*Stated goal*. Each record must be retyped in full. No character may differ.

Saved data entries
====

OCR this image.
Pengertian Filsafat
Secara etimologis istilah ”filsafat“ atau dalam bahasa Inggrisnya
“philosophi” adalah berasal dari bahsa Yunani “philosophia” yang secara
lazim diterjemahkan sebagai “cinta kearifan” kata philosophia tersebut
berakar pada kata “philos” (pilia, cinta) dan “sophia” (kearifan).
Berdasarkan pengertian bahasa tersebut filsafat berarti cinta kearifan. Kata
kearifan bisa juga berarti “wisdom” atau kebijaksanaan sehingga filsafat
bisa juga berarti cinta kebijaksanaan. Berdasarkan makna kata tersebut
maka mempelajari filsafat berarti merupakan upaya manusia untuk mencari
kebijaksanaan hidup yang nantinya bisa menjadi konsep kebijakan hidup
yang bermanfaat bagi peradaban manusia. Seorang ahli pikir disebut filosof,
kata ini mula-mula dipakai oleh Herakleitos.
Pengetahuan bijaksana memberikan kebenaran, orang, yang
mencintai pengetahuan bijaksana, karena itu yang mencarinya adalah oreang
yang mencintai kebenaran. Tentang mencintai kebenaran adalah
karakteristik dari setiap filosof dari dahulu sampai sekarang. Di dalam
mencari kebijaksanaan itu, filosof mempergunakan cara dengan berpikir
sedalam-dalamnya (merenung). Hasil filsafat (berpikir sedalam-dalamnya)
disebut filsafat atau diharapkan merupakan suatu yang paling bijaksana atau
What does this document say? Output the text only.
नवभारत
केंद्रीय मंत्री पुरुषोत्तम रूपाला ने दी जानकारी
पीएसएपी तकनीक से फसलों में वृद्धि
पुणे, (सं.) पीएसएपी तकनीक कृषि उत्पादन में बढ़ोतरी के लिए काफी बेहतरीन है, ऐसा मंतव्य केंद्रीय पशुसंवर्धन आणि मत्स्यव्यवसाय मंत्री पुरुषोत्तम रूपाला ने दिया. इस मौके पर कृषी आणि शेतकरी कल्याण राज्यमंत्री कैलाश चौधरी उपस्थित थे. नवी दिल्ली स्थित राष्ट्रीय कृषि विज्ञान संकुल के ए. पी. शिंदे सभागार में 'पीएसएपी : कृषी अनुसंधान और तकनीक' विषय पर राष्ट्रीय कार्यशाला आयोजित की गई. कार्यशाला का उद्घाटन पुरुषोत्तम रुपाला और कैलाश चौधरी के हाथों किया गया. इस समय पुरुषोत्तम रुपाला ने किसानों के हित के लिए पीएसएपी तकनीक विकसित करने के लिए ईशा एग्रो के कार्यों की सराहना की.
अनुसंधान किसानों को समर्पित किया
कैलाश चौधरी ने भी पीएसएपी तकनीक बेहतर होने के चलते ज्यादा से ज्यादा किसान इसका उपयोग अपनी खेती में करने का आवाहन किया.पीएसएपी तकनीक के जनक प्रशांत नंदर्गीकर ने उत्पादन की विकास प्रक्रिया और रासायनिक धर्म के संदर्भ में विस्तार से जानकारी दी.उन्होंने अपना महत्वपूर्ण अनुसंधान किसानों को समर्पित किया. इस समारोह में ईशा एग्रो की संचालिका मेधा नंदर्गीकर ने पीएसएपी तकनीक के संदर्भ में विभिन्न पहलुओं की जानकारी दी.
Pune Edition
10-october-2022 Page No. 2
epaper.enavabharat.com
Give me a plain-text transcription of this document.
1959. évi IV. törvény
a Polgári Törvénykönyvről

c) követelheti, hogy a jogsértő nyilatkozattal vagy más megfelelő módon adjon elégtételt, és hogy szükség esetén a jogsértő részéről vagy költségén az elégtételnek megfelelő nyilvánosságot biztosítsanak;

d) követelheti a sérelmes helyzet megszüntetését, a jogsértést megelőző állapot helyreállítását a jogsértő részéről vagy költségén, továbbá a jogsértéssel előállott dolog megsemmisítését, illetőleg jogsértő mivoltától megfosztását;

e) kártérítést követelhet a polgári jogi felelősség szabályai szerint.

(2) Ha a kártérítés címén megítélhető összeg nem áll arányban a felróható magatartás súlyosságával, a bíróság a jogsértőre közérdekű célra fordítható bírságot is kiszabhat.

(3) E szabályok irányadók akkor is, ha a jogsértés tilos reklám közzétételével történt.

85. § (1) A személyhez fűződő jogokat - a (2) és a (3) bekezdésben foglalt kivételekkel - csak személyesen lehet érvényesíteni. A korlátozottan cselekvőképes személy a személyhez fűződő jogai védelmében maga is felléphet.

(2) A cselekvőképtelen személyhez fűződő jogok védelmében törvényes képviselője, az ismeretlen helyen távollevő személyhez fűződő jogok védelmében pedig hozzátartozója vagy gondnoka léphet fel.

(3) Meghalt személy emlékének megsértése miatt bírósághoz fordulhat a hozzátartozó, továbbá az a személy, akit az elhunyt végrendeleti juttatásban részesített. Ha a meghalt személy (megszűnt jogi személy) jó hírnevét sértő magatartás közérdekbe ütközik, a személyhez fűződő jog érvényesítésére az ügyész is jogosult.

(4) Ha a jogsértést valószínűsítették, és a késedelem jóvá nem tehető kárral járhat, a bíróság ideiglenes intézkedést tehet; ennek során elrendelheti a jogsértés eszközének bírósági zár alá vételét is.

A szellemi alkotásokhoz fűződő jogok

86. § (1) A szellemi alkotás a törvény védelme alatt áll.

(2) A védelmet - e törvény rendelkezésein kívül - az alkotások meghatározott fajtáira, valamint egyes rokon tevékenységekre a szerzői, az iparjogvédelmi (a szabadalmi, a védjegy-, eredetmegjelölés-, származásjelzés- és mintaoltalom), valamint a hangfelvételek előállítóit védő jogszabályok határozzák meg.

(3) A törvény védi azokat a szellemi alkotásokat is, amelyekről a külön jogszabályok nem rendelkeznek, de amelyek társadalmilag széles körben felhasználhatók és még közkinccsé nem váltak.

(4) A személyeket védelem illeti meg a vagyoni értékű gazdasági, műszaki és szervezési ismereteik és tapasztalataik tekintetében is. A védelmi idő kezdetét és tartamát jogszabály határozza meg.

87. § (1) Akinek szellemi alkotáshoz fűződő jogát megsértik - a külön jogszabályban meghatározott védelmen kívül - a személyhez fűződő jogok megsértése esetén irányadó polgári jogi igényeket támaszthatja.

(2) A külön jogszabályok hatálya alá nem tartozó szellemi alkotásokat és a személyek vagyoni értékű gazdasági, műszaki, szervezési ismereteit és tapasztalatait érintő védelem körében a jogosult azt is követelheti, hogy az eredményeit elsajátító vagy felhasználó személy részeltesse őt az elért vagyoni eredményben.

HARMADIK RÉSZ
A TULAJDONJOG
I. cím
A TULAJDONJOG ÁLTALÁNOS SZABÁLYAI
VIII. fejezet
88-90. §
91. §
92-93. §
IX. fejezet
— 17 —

====

*Answer to the exercise*.
OCR this image.
Pengertian Filsafat
Secara etimologis istilah ”filsafat“ atau dalam bahasa Inggrisnya
“philosophi” adalah berasal dari bahsa Yunani “philosophia” yang secara
lazim diterjemahkan sebagai “cinta kearifan” kata philosophia tersebut
berakar pada kata “philos” (pilia, cinta) dan “sophia” (kearifan).
Berdasarkan pengertian bahasa tersebut filsafat berarti cinta kearifan. Kata
kearifan bisa juga berarti “wisdom” atau kebijaksanaan sehingga filsafat
bisa juga berarti cinta kebijaksanaan. Berdasarkan makna kata tersebut
maka mempelajari filsafat berarti merupakan upaya manusia untuk mencari
kebijaksanaan hidup yang nantinya bisa menjadi konsep kebijakan hidup
yang bermanfaat bagi peradaban manusia. Seorang ahli pikir disebut filosof,
kata ini mula-mula dipakai oleh Herakleitos.
Pengetahuan bijaksana memberikan kebenaran, orang, yang
mencintai pengetahuan bijaksana, karena itu yang mencarinya adalah oreang
yang mencintai kebenaran. Tentang mencintai kebenaran adalah
karakteristik dari setiap filosof dari dahulu sampai sekarang. Di dalam
mencari kebijaksanaan itu, filosof mempergunakan cara dengan berpikir
sedalam-dalamnya (merenung). Hasil filsafat (berpikir sedalam-dalamnya)
disebut filsafat atau diharapkan merupakan suatu yang paling bijaksana atau
What does this document say? Output the text only.
नवभारत
केंद्रीय मंत्री पुरुषोत्तम रूपाला ने दी जानकारी
पीएसएपी तकनीक से फसलों में वृद्धि
पुणे, (सं.) पीएसएपी तकनीक कृषि उत्पादन में बढ़ोतरी के लिए काफी बेहतरीन है, ऐसा मंतव्य केंद्रीय पशुसंवर्धन आणि मत्स्यव्यवसाय मंत्री पुरुषोत्तम रूपाला ने दिया. इस मौके पर कृषी आणि शेतकरी कल्याण राज्यमंत्री कैलाश चौधरी उपस्थित थे. नवी दिल्ली स्थित राष्ट्रीय कृषि विज्ञान संकुल के ए. पी. शिंदे सभागार में 'पीएसएपी : कृषी अनुसंधान और तकनीक' विषय पर राष्ट्रीय कार्यशाला आयोजित की गई. कार्यशाला का उद्घाटन पुरुषोत्तम रुपाला और कैलाश चौधरी के हाथों किया गया. इस समय पुरुषोत्तम रुपाला ने किसानों के हित के लिए पीएसएपी तकनीक विकसित करने के लिए ईशा एग्रो के कार्यों की सराहना की.
अनुसंधान किसानों को समर्पित किया
कैलाश चौधरी ने भी पीएसएपी तकनीक बेहतर होने के चलते ज्यादा से ज्यादा किसान इसका उपयोग अपनी खेती में करने का आवाहन किया.पीएसएपी तकनीक के जनक प्रशांत नंदर्गीकर ने उत्पादन की विकास प्रक्रिया और रासायनिक धर्म के संदर्भ में विस्तार से जानकारी दी.उन्होंने अपना महत्वपूर्ण अनुसंधान किसानों को समर्पित किया. इस समारोह में ईशा एग्रो की संचालिका मेधा नंदर्गीकर ने पीएसएपी तकनीक के संदर्भ में विभिन्न पहलुओं की जानकारी दी.
Pune Edition
10-october-2022 Page No. 2
epaper.enavabharat.com
Give me a plain-text transcription of this document.
1959. évi IV. törvény
a Polgári Törvénykönyvről

c) követelheti, hogy a jogsértő nyilatkozattal vagy más megfelelő módon adjon elégtételt, és hogy szükség esetén a jogsértő részéről vagy költségén az elégtételnek megfelelő nyilvánosságot biztosítsanak;

d) követelheti a sérelmes helyzet megszüntetését, a jogsértést megelőző állapot helyreállítását a jogsértő részéről vagy költségén, továbbá a jogsértéssel előállott dolog megsemmisítését, illetőleg jogsértő mivoltától megfosztását;

e) kártérítést követelhet a polgári jogi felelősség szabályai szerint.

(2) Ha a kártérítés címén megítélhető összeg nem áll arányban a felróható magatartás súlyosságával, a bíróság a jogsértőre közérdekű célra fordítható bírságot is kiszabhat.

(3) E szabályok irányadók akkor is, ha a jogsértés tilos reklám közzétételével történt.

85. § (1) A személyhez fűződő jogokat - a (2) és a (3) bekezdésben foglalt kivételekkel - csak személyesen lehet érvényesíteni. A korlátozottan cselekvőképes személy a személyhez fűződő jogai védelmében maga is felléphet.

(2) A cselekvőképtelen személyhez fűződő jogok védelmében törvényes képviselője, az ismeretlen helyen távollevő személyhez fűződő jogok védelmében pedig hozzátartozója vagy gondnoka léphet fel.

(3) Meghalt személy emlékének megsértése miatt bírósághoz fordulhat a hozzátartozó, továbbá az a személy, akit az elhunyt végrendeleti juttatásban részesített. Ha a meghalt személy (megszűnt jogi személy) jó hírnevét sértő magatartás közérdekbe ütközik, a személyhez fűződő jog érvényesítésére az ügyész is jogosult.

(4) Ha a jogsértést valószínűsítették, és a késedelem jóvá nem tehető kárral járhat, a bíróság ideiglenes intézkedést tehet; ennek során elrendelheti a jogsértés eszközének bírósági zár alá vételét is.

A szellemi alkotásokhoz fűződő jogok

86. § (1) A szellemi alkotás a törvény védelme alatt áll.

(2) A védelmet - e törvény rendelkezésein kívül - az alkotások meghatározott fajtáira, valamint egyes rokon tevékenységekre a szerzői, az iparjogvédelmi (a szabadalmi, a védjegy-, eredetmegjelölés-, származásjelzés- és mintaoltalom), valamint a hangfelvételek előállítóit védő jogszabályok határozzák meg.

(3) A törvény védi azokat a szellemi alkotásokat is, amelyekről a külön jogszabályok nem rendelkeznek, de amelyek társadalmilag széles körben felhasználhatók és még közkinccsé nem váltak.

(4) A személyeket védelem illeti meg a vagyoni értékű gazdasági, műszaki és szervezési ismereteik és tapasztalataik tekintetében is. A védelmi idő kezdetét és tartamát jogszabály határozza meg.

87. § (1) Akinek szellemi alkotáshoz fűződő jogát megsértik - a külön jogszabályban meghatározott védelmen kívül - a személyhez fűződő jogok megsértése esetén irányadó polgári jogi igényeket támaszthatja.

(2) A külön jogszabályok hatálya alá nem tartozó szellemi alkotásokat és a személyek vagyoni értékű gazdasági, műszaki, szervezési ismereteit és tapasztalatait érintő védelem körében a jogosult azt is követelheti, hogy az eredményeit elsajátító vagy felhasználó személy részeltesse őt az elért vagyoni eredményben.

HARMADIK RÉSZ
A TULAJDONJOG
I. cím
A TULAJDONJOG ÁLTALÁNOS SZABÁLYAI
VIII. fejezet
88-90. §
91. §
92-93. §
IX. fejezet
— 17 —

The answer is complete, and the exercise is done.